*Problem:* Show each line from the listing that includes the word "Francisco".

++++++++++++++++++++

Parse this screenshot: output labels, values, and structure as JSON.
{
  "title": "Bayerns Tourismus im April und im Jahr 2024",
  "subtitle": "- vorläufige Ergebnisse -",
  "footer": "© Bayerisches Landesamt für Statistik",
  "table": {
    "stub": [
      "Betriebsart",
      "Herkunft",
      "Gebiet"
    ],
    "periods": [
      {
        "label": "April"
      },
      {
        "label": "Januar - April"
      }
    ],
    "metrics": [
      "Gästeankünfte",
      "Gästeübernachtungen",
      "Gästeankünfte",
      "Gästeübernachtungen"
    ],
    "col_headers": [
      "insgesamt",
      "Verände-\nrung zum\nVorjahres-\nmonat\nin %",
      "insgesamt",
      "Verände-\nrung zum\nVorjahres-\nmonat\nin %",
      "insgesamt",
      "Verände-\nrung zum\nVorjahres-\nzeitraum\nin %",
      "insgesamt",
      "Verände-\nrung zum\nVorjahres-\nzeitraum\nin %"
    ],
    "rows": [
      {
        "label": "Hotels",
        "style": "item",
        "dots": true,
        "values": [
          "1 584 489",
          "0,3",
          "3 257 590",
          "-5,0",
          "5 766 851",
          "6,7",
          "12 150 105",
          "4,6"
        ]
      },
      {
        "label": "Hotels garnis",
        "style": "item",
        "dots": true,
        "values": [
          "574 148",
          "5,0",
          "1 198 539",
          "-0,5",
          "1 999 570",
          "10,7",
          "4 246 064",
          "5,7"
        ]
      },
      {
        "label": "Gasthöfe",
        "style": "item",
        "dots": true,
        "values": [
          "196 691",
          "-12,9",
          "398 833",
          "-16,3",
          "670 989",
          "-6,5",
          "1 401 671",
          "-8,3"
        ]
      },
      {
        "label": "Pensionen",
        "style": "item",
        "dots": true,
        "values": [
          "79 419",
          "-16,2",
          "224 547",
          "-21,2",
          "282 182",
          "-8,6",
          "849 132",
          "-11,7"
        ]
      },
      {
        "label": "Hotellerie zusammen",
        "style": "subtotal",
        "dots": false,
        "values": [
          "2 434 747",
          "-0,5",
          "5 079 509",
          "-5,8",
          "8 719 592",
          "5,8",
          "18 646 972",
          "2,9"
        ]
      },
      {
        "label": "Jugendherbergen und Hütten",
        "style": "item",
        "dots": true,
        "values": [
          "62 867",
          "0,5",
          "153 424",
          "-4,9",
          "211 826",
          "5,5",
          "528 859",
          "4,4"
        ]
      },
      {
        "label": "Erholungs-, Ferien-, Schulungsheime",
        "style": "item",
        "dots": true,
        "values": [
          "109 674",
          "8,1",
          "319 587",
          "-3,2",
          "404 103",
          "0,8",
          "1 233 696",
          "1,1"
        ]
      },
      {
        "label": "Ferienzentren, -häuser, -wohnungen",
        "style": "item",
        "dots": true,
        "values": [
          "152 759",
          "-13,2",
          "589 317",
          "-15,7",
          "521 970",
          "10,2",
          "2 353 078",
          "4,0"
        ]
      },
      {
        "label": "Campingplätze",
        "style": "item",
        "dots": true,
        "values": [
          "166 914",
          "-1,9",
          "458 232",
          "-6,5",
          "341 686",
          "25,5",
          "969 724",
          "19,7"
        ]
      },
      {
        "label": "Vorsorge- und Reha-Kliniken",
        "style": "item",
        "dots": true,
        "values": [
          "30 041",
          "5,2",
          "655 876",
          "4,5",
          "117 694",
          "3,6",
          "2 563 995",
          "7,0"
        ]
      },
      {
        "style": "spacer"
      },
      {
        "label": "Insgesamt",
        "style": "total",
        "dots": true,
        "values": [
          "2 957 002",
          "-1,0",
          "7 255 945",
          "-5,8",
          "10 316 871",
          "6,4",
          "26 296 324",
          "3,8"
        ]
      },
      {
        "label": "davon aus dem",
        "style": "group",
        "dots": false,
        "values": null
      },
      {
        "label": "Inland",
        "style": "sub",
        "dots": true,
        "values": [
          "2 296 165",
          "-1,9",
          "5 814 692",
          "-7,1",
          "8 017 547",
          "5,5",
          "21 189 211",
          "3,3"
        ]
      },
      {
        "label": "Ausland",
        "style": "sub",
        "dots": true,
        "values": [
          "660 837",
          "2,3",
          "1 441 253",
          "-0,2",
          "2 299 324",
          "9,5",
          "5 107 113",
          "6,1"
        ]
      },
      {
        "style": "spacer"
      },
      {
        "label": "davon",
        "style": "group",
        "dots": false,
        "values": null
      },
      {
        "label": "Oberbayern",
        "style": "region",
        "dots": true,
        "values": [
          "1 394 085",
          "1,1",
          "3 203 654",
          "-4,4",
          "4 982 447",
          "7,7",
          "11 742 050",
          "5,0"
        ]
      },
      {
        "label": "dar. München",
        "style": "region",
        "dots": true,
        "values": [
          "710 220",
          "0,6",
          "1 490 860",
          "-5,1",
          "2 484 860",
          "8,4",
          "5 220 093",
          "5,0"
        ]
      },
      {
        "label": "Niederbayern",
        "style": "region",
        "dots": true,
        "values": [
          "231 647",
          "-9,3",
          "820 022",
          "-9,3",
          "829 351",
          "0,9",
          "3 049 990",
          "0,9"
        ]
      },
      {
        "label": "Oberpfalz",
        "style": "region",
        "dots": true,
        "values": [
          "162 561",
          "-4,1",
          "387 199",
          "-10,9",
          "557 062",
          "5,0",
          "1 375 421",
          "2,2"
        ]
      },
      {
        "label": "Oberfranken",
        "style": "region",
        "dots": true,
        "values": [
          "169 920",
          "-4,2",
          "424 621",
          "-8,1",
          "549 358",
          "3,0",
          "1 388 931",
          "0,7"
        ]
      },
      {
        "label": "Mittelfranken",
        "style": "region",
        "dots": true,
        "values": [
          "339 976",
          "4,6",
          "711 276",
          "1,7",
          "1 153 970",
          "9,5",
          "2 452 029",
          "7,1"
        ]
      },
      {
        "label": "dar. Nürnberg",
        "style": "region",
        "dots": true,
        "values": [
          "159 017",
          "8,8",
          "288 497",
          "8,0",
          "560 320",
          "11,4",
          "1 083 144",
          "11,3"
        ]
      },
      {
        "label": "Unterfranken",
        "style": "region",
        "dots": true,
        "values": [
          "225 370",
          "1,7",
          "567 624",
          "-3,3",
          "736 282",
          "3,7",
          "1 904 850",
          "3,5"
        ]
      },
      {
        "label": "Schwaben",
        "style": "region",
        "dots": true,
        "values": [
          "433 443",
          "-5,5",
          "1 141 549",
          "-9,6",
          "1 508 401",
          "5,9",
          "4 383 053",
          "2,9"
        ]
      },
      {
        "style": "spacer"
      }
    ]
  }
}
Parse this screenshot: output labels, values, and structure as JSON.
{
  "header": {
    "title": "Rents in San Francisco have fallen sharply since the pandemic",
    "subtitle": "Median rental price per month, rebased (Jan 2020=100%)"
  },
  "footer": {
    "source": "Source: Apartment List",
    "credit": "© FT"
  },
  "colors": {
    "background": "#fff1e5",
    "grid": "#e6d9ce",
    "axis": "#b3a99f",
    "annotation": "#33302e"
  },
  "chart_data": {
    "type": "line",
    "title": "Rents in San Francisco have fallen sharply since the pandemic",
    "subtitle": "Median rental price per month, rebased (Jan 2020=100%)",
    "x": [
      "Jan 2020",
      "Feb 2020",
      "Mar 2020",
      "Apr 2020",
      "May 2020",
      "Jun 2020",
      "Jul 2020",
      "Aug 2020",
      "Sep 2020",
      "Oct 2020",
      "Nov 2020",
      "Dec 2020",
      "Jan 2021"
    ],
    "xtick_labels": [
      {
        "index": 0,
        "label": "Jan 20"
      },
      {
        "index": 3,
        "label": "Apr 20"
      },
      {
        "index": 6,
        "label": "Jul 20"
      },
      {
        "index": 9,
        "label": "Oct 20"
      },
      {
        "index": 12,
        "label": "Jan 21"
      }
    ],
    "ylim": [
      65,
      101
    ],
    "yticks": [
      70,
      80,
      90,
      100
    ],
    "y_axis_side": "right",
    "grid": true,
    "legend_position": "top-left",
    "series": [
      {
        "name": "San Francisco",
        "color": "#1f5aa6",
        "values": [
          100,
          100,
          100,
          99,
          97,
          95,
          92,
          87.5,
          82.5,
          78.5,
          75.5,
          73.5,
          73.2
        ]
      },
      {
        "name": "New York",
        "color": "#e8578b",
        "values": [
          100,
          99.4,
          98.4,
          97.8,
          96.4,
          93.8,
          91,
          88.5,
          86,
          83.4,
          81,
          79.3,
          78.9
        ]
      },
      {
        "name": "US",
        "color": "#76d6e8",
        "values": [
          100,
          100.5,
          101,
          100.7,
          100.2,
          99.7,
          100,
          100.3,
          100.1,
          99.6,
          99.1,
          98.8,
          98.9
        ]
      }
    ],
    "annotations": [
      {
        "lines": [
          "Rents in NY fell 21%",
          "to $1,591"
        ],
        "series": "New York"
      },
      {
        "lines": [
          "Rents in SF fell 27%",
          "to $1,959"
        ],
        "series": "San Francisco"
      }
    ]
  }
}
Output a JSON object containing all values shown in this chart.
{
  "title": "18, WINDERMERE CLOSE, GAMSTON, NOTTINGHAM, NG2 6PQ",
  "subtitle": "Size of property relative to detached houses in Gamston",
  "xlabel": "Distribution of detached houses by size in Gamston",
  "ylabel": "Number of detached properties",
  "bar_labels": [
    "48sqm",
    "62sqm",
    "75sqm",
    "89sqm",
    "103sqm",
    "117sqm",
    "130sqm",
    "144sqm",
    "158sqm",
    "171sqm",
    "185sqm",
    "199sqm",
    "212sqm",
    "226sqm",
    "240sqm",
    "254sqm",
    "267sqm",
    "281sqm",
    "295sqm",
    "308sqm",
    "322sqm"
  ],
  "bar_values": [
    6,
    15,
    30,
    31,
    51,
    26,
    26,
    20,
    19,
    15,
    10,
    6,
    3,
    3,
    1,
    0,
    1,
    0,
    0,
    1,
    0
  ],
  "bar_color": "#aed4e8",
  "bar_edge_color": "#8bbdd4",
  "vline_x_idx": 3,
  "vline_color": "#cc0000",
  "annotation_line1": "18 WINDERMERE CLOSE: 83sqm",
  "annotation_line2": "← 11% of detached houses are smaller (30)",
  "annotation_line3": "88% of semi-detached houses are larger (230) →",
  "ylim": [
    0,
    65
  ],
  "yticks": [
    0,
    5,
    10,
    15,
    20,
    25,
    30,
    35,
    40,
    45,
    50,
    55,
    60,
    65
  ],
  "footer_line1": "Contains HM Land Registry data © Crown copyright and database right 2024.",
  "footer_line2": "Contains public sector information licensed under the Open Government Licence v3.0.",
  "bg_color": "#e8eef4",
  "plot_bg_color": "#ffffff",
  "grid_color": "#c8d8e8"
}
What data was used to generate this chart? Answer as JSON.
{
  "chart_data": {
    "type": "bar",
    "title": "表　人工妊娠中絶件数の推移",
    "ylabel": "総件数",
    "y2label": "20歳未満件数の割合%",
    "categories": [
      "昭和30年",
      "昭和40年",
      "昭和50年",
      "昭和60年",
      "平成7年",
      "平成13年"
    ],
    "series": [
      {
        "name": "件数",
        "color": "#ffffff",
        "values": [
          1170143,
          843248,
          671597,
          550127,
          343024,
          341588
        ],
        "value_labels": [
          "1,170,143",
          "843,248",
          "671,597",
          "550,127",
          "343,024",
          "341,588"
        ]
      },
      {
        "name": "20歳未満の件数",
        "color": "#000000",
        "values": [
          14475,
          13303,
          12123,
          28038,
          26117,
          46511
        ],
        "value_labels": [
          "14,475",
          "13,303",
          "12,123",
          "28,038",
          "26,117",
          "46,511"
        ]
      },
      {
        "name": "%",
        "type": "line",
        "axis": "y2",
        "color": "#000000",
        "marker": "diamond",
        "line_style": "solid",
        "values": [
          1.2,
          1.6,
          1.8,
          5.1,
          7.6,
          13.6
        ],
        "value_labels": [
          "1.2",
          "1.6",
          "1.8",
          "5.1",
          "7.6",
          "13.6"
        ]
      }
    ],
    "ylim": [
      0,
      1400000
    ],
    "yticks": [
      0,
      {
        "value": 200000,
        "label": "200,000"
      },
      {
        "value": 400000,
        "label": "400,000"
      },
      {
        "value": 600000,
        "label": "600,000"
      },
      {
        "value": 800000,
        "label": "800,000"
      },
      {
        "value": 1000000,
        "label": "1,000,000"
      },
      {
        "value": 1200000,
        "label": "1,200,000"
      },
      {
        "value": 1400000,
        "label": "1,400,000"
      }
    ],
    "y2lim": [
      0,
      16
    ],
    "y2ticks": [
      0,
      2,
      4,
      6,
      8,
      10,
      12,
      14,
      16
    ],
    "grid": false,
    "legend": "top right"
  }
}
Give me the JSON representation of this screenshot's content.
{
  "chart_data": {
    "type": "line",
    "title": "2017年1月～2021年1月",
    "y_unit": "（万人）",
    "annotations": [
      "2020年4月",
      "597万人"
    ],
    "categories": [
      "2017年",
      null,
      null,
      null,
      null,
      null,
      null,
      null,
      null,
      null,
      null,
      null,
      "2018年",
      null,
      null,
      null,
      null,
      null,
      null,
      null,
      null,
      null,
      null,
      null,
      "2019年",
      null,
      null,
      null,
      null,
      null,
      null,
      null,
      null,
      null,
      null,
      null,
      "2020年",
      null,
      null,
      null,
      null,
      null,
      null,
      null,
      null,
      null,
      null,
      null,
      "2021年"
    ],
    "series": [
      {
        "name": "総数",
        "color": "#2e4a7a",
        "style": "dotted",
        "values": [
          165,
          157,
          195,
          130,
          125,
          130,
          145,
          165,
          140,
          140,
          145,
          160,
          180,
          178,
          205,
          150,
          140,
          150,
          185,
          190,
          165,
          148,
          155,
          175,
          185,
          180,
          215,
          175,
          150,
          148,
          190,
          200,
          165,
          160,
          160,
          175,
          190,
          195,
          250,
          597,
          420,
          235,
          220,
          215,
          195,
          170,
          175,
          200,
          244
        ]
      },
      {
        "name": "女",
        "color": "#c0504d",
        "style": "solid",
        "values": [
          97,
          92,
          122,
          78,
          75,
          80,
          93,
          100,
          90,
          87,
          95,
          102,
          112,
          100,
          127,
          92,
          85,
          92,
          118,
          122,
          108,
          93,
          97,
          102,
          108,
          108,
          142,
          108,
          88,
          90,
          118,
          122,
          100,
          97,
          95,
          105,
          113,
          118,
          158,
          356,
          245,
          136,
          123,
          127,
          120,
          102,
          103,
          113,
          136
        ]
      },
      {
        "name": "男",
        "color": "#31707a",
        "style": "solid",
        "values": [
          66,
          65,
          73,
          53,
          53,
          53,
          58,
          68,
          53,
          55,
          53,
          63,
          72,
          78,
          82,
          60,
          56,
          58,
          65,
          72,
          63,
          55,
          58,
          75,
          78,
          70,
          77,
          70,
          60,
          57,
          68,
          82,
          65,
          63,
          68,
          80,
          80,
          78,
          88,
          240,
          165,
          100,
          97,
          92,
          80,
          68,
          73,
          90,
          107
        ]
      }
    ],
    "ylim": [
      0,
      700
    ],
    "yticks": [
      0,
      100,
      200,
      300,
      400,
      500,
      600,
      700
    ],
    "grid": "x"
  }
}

++++++++++++++++++++

*The solution:*
    "title": "Rents in San Francisco have fallen sharply since the pandemic",
    "title": "Rents in San Francisco have fallen sharply since the pandemic",
        "name": "San Francisco",
        "series": "San Francisco"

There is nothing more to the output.